**Problem requirements:** Return only the number of lines in the entries below that hold the word "ylabel".

(Source data)
****************************************

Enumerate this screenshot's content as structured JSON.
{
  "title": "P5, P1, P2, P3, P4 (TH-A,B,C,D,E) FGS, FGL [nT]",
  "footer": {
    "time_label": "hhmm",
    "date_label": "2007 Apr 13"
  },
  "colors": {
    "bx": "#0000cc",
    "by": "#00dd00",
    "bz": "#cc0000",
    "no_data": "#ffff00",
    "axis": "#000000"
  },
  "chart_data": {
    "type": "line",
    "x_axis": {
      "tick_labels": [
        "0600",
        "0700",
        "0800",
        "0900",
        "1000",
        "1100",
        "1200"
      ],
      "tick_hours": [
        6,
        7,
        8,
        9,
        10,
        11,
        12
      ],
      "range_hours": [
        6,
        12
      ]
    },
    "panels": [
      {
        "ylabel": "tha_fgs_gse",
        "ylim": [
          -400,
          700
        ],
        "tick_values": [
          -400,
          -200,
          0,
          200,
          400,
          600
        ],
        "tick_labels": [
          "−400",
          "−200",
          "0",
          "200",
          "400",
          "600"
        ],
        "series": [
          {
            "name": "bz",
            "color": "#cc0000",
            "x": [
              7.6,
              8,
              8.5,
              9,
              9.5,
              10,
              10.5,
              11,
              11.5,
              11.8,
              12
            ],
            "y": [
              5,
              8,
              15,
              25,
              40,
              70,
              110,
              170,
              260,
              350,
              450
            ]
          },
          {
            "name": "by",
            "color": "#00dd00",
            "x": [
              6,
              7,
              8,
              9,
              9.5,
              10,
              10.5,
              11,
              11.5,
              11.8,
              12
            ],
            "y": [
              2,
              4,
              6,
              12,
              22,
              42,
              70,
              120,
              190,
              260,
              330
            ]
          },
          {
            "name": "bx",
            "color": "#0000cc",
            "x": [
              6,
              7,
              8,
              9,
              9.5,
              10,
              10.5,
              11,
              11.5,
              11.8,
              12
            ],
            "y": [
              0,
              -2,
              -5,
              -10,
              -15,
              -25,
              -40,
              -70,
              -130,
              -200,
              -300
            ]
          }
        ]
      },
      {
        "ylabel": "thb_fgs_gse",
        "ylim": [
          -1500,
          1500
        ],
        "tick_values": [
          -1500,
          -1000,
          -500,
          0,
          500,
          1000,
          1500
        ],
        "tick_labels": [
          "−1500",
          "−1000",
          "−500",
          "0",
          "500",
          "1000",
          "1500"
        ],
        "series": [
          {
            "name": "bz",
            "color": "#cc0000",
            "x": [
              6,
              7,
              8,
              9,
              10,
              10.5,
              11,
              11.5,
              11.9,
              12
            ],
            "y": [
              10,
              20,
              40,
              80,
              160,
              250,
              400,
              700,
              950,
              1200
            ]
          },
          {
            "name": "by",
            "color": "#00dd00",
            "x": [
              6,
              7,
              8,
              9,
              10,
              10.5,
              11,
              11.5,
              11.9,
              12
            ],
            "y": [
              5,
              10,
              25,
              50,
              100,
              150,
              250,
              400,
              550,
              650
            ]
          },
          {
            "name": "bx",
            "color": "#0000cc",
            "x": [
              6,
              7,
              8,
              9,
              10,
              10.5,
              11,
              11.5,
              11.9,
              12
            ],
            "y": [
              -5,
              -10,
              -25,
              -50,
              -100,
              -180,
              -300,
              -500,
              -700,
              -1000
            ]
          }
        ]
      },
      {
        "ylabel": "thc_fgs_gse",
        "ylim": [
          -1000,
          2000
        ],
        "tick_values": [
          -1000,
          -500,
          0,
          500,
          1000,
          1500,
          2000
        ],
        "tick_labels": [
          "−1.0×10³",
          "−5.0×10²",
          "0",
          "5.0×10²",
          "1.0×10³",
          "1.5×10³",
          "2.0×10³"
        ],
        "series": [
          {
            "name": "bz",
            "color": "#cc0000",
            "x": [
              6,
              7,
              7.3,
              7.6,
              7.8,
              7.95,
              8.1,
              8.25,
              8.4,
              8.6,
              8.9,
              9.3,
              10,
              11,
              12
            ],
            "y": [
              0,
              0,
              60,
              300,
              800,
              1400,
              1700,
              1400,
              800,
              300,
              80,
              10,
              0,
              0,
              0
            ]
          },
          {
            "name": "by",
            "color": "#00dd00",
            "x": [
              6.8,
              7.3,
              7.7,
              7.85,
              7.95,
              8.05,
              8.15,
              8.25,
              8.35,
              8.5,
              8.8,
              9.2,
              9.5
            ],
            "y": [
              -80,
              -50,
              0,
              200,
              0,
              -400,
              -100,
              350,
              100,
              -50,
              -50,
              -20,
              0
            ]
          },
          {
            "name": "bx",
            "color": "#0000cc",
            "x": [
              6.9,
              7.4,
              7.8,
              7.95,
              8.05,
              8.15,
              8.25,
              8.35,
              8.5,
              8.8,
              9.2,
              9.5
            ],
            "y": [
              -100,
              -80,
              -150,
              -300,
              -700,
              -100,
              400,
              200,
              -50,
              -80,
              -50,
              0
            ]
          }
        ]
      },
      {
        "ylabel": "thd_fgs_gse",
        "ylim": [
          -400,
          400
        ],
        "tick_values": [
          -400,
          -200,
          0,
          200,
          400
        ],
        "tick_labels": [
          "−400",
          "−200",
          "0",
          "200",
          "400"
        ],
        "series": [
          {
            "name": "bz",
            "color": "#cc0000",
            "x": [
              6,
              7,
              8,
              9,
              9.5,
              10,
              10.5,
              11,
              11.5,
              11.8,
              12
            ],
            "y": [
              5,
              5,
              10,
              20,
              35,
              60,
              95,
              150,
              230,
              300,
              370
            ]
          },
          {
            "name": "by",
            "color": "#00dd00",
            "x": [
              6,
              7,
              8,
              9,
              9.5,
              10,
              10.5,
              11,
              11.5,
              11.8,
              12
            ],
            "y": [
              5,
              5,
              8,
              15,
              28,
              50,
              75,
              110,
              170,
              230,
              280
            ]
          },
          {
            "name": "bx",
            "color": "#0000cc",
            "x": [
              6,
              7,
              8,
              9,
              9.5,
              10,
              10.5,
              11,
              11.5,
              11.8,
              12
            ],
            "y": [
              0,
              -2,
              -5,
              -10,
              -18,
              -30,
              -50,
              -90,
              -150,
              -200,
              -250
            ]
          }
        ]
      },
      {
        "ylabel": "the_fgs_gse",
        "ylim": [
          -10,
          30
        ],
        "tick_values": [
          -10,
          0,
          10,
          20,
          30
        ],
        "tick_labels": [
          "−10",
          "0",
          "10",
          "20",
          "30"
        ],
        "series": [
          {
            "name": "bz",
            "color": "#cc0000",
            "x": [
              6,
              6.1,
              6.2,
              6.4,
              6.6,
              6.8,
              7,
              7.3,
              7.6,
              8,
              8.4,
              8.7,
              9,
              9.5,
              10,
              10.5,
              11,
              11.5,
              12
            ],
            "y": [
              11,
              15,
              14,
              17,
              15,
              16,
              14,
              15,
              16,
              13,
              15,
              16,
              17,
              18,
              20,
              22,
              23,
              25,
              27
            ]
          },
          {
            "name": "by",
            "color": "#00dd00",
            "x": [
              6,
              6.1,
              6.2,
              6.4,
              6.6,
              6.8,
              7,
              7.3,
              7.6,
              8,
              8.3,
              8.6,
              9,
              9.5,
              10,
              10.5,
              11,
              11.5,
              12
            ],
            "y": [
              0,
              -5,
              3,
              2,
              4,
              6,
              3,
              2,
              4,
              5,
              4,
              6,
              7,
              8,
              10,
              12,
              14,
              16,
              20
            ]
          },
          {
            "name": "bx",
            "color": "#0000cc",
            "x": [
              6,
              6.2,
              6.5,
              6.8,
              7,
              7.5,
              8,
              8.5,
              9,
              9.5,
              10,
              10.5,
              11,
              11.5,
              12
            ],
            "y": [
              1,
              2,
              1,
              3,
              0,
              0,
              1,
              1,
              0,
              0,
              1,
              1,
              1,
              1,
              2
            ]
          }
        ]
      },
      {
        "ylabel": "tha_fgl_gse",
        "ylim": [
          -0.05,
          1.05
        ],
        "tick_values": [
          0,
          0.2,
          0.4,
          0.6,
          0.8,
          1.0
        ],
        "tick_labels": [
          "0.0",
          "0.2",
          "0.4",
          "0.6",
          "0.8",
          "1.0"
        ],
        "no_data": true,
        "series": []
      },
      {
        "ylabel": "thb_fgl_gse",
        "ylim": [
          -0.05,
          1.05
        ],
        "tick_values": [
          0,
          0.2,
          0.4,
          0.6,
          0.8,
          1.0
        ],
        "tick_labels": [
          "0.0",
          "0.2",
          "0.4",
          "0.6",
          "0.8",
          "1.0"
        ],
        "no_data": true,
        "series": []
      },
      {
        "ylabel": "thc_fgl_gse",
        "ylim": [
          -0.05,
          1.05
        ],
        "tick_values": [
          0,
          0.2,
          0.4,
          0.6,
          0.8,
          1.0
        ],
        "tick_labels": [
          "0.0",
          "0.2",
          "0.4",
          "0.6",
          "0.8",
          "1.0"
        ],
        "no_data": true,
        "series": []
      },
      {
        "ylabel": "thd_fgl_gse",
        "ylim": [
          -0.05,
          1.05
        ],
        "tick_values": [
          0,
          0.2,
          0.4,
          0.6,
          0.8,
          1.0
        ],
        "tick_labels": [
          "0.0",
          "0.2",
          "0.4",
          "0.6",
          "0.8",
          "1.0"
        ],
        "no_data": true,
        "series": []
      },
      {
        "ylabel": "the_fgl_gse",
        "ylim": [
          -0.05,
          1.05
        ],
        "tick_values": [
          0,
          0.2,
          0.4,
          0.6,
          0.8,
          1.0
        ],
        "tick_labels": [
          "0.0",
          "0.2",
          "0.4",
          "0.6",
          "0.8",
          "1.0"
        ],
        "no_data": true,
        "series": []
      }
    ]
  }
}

****************************************

**Exercise response:** 10